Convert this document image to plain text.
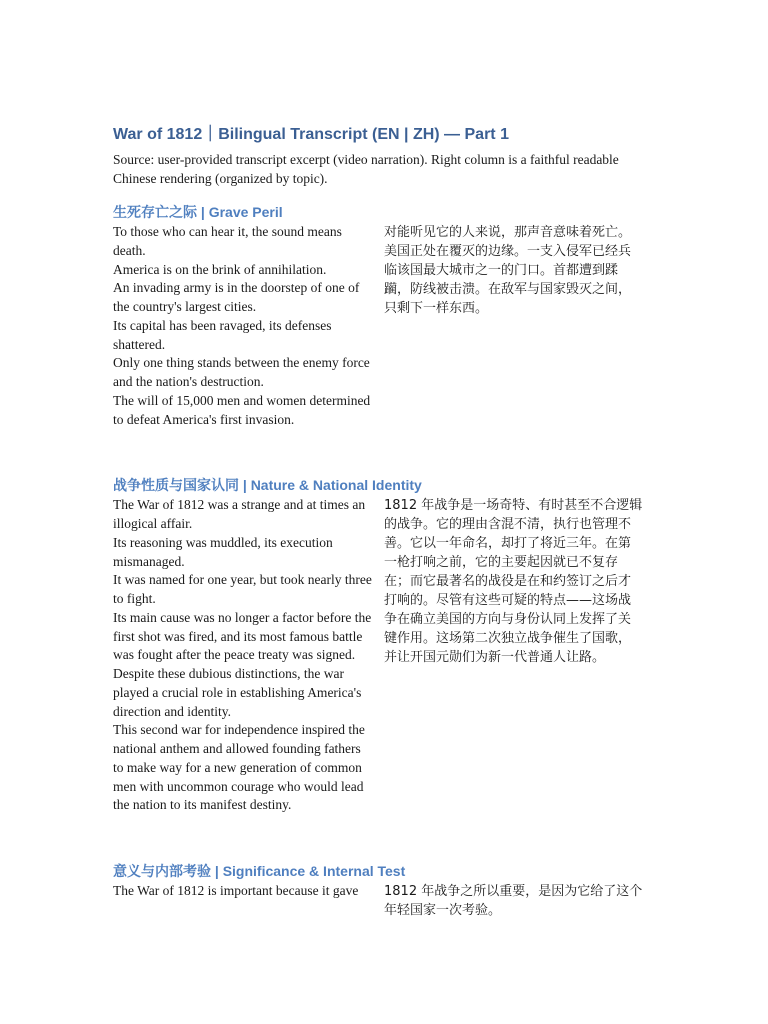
War of 1812｜Bilingual Transcript (EN | ZH) — Part 1
Source: user-provided transcript excerpt (video narration). Right column is a faithful readable Chinese rendering (organized by topic).
生死存亡之际 | Grave Peril

To those who can hear it, the sound means death.

America is on the brink of annihilation.

An invading army is in the doorstep of one of the country's largest cities.

Its capital has been ravaged, its defenses shattered.

Only one thing stands between the enemy force and the nation's destruction.

The will of 15,000 men and women determined to defeat America's first invasion.

对能听见它的人来说，那声音意味着死亡。美国正处在覆灭的边缘。一支入侵军已经兵临该国最大城市之一的门口。首都遭到蹂躏，防线被击溃。在敌军与国家毁灭之间，只剩下一样东西。
战争性质与国家认同 | Nature & National Identity

The War of 1812 was a strange and at times an illogical affair.

Its reasoning was muddled, its execution mismanaged.

It was named for one year, but took nearly three to fight.

Its main cause was no longer a factor before the first shot was fired, and its most famous battle was fought after the peace treaty was signed.

Despite these dubious distinctions, the war played a crucial role in establishing America's direction and identity.

This second war for independence inspired the national anthem and allowed founding fathers to make way for a new generation of common men with uncommon courage who would lead the nation to its manifest destiny.

1812 年战争是一场奇特、有时甚至不合逻辑的战争。它的理由含混不清，执行也管理不善。它以一年命名，却打了将近三年。在第一枪打响之前，它的主要起因就已不复存在；而它最著名的战役是在和约签订之后才打响的。尽管有这些可疑的特点——这场战争在确立美国的方向与身份认同上发挥了关键作用。这场第二次独立战争催生了国歌，并让开国元勋们为新一代普通人让路。
意义与内部考验 | Significance & Internal Test

The War of 1812 is important because it gave	1812 年战争之所以重要，是因为它给了这个年轻国家一次考验。
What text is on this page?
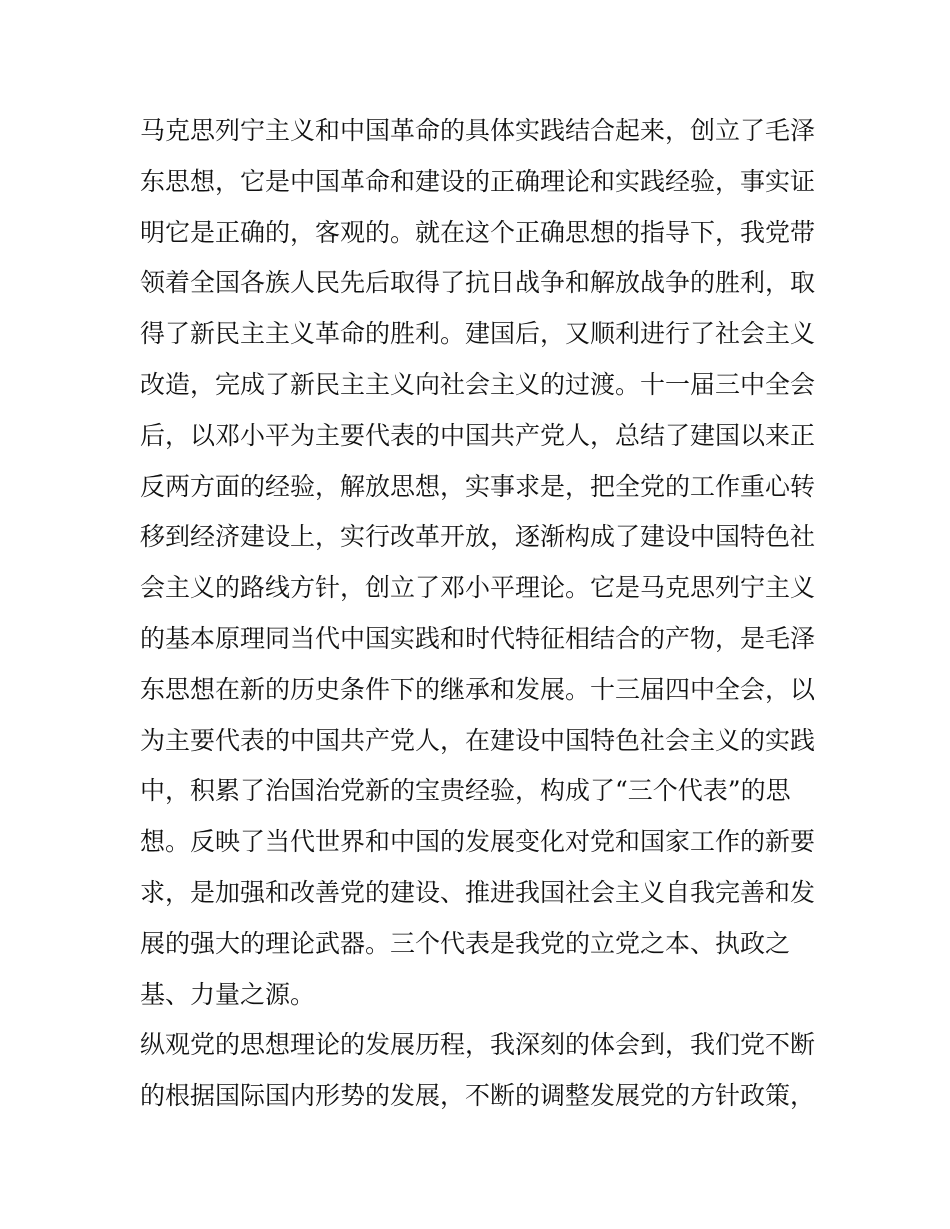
马克思列宁主义和中国革命的具体实践结合起来，创立了毛泽
东思想，它是中国革命和建设的正确理论和实践经验，事实证
明它是正确的，客观的。就在这个正确思想的指导下，我党带
领着全国各族人民先后取得了抗日战争和解放战争的胜利，取
得了新民主主义革命的胜利。建国后，又顺利进行了社会主义
改造，完成了新民主主义向社会主义的过渡。十一届三中全会
后，以邓小平为主要代表的中国共产党人，总结了建国以来正
反两方面的经验，解放思想，实事求是，把全党的工作重心转
移到经济建设上，实行改革开放，逐渐构成了建设中国特色社
会主义的路线方针，创立了邓小平理论。它是马克思列宁主义
的基本原理同当代中国实践和时代特征相结合的产物，是毛泽
东思想在新的历史条件下的继承和发展。十三届四中全会，以
为主要代表的中国共产党人，在建设中国特色社会主义的实践
中，积累了治国治党新的宝贵经验，构成了“三个代表”的思
想。反映了当代世界和中国的发展变化对党和国家工作的新要
求，是加强和改善党的建设、推进我国社会主义自我完善和发
展的强大的理论武器。三个代表是我党的立党之本、执政之
基、力量之源。
纵观党的思想理论的发展历程，我深刻的体会到，我们党不断
的根据国际国内形势的发展，不断的调整发展党的方针政策，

### STATED EXERCISE:
Reproduce every record above exactly, but leave out the pictures.

### EXERCISE SOLUTION:
Convert this document image to plain text.
War of 1812｜Bilingual Transcript (EN | ZH) — Part 1
Source: user-provided transcript excerpt (video narration). Right column is a faithful readable Chinese rendering (organized by topic).
生死存亡之际 | Grave Peril

To those who can hear it, the sound means death.

America is on the brink of annihilation.

An invading army is in the doorstep of one of the country's largest cities.

Its capital has been ravaged, its defenses shattered.

Only one thing stands between the enemy force and the nation's destruction.

The will of 15,000 men and women determined to defeat America's first invasion.

对能听见它的人来说，那声音意味着死亡。美国正处在覆灭的边缘。一支入侵军已经兵临该国最大城市之一的门口。首都遭到蹂躏，防线被击溃。在敌军与国家毁灭之间，只剩下一样东西。
战争性质与国家认同 | Nature & National Identity

The War of 1812 was a strange and at times an illogical affair.

Its reasoning was muddled, its execution mismanaged.

It was named for one year, but took nearly three to fight.

Its main cause was no longer a factor before the first shot was fired, and its most famous battle was fought after the peace treaty was signed.

Despite these dubious distinctions, the war played a crucial role in establishing America's direction and identity.

This second war for independence inspired the national anthem and allowed founding fathers to make way for a new generation of common men with uncommon courage who would lead the nation to its manifest destiny.

1812 年战争是一场奇特、有时甚至不合逻辑的战争。它的理由含混不清，执行也管理不善。它以一年命名，却打了将近三年。在第一枪打响之前，它的主要起因就已不复存在；而它最著名的战役是在和约签订之后才打响的。尽管有这些可疑的特点——这场战争在确立美国的方向与身份认同上发挥了关键作用。这场第二次独立战争催生了国歌，并让开国元勋们为新一代普通人让路。
意义与内部考验 | Significance & Internal Test

The War of 1812 is important because it gave	1812 年战争之所以重要，是因为它给了这个年轻国家一次考验。
What text is on this page?
马克思列宁主义和中国革命的具体实践结合起来，创立了毛泽
东思想，它是中国革命和建设的正确理论和实践经验，事实证
明它是正确的，客观的。就在这个正确思想的指导下，我党带
领着全国各族人民先后取得了抗日战争和解放战争的胜利，取
得了新民主主义革命的胜利。建国后，又顺利进行了社会主义
改造，完成了新民主主义向社会主义的过渡。十一届三中全会
后，以邓小平为主要代表的中国共产党人，总结了建国以来正
反两方面的经验，解放思想，实事求是，把全党的工作重心转
移到经济建设上，实行改革开放，逐渐构成了建设中国特色社
会主义的路线方针，创立了邓小平理论。它是马克思列宁主义
的基本原理同当代中国实践和时代特征相结合的产物，是毛泽
东思想在新的历史条件下的继承和发展。十三届四中全会，以
为主要代表的中国共产党人，在建设中国特色社会主义的实践
中，积累了治国治党新的宝贵经验，构成了“三个代表”的思
想。反映了当代世界和中国的发展变化对党和国家工作的新要
求，是加强和改善党的建设、推进我国社会主义自我完善和发
展的强大的理论武器。三个代表是我党的立党之本、执政之
基、力量之源。
纵观党的思想理论的发展历程，我深刻的体会到，我们党不断
的根据国际国内形势的发展，不断的调整发展党的方针政策，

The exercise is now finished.